* _Exercise requirements_
Search the listing below for the string "знаменателю" and show each line that contains it.

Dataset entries
══════

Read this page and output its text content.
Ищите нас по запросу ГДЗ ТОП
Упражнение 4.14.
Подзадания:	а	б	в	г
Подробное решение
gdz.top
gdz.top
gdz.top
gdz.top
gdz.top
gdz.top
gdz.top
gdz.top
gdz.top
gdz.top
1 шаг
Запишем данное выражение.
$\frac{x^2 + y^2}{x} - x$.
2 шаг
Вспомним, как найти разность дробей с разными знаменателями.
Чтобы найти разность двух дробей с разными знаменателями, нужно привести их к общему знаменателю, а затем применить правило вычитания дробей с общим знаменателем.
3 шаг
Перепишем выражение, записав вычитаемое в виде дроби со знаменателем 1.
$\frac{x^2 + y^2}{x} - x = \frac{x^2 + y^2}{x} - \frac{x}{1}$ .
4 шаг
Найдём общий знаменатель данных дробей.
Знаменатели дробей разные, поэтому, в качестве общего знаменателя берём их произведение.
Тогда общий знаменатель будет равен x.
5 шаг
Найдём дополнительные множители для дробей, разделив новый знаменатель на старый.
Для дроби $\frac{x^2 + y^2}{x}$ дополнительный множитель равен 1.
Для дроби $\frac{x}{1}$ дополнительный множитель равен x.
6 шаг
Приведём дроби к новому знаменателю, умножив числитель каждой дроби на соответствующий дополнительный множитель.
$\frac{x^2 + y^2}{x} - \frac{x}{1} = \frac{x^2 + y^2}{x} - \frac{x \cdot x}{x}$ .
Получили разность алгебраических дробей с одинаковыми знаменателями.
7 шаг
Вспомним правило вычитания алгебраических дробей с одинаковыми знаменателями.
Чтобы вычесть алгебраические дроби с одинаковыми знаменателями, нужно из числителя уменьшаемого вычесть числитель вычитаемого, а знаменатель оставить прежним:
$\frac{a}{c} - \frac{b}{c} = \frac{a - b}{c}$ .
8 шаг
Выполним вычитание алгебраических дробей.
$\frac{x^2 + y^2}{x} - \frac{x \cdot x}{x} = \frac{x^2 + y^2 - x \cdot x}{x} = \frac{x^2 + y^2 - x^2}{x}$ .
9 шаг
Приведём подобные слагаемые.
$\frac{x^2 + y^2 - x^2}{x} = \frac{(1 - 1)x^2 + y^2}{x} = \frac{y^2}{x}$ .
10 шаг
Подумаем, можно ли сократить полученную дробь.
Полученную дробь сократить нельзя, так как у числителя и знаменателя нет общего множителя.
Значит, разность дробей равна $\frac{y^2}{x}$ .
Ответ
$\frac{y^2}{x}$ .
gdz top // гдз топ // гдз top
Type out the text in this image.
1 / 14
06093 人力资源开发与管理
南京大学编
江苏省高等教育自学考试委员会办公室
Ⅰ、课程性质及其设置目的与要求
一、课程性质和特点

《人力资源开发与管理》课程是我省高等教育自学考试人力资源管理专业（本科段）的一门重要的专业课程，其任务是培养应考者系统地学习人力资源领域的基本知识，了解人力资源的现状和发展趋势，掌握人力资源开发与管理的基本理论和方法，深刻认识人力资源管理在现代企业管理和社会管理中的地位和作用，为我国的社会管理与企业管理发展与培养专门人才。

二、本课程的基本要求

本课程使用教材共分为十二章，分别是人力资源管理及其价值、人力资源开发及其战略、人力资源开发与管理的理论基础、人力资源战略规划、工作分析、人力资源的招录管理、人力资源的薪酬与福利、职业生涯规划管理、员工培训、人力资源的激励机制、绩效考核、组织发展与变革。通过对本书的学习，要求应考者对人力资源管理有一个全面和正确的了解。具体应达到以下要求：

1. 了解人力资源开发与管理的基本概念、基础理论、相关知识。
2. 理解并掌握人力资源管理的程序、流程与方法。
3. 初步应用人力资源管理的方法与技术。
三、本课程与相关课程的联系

══════

* _Exercise response_
Чтобы найти разность двух дробей с разными знаменателями, нужно привести их к общему знаменателю, а затем применить правило вычитания дробей с общим знаменателем.
Приведём дроби к новому знаменателю, умножив числитель каждой дроби на соответствующий дополнительный множитель.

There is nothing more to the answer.